*** RAW RECORDS

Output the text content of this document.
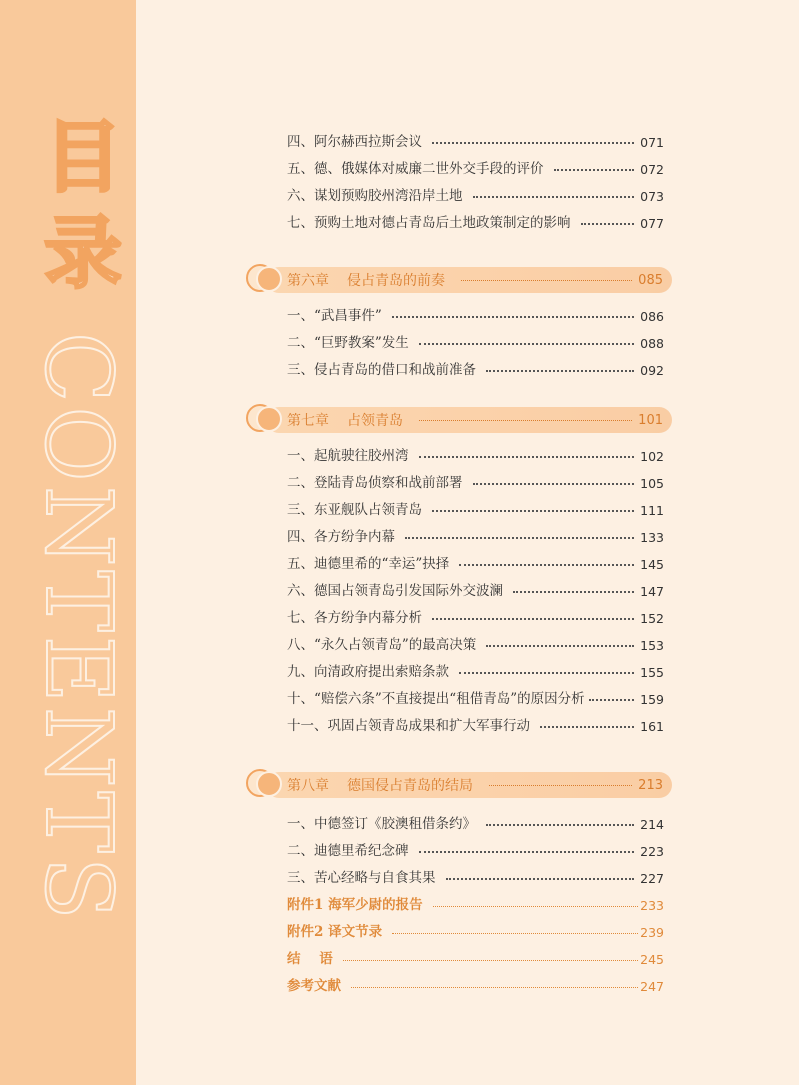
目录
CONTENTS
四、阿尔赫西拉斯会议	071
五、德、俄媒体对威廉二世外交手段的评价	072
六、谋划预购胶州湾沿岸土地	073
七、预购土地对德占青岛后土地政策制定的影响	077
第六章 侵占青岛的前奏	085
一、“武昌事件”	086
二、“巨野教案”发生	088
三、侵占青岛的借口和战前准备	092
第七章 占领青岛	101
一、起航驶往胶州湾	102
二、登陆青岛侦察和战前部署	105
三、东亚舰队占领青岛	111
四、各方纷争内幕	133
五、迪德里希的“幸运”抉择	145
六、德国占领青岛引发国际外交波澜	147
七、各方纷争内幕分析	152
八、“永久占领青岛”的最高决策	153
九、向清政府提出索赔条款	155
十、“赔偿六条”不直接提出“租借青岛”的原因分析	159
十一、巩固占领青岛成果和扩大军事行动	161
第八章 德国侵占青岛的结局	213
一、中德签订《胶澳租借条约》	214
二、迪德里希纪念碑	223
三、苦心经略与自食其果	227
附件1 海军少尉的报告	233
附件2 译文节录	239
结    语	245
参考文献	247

******

▸ THE PROBLEM:
Verbatim reproduction of every record is required; images are left out.

▸ THE ANSWER:
Output the text content of this document.
目录
CONTENTS
四、阿尔赫西拉斯会议	071
五、德、俄媒体对威廉二世外交手段的评价	072
六、谋划预购胶州湾沿岸土地	073
七、预购土地对德占青岛后土地政策制定的影响	077
第六章 侵占青岛的前奏	085
一、“武昌事件”	086
二、“巨野教案”发生	088
三、侵占青岛的借口和战前准备	092
第七章 占领青岛	101
一、起航驶往胶州湾	102
二、登陆青岛侦察和战前部署	105
三、东亚舰队占领青岛	111
四、各方纷争内幕	133
五、迪德里希的“幸运”抉择	145
六、德国占领青岛引发国际外交波澜	147
七、各方纷争内幕分析	152
八、“永久占领青岛”的最高决策	153
九、向清政府提出索赔条款	155
十、“赔偿六条”不直接提出“租借青岛”的原因分析	159
十一、巩固占领青岛成果和扩大军事行动	161
第八章 德国侵占青岛的结局	213
一、中德签订《胶澳租借条约》	214
二、迪德里希纪念碑	223
三、苦心经略与自食其果	227
附件1 海军少尉的报告	233
附件2 译文节录	239
结    语	245
参考文献	247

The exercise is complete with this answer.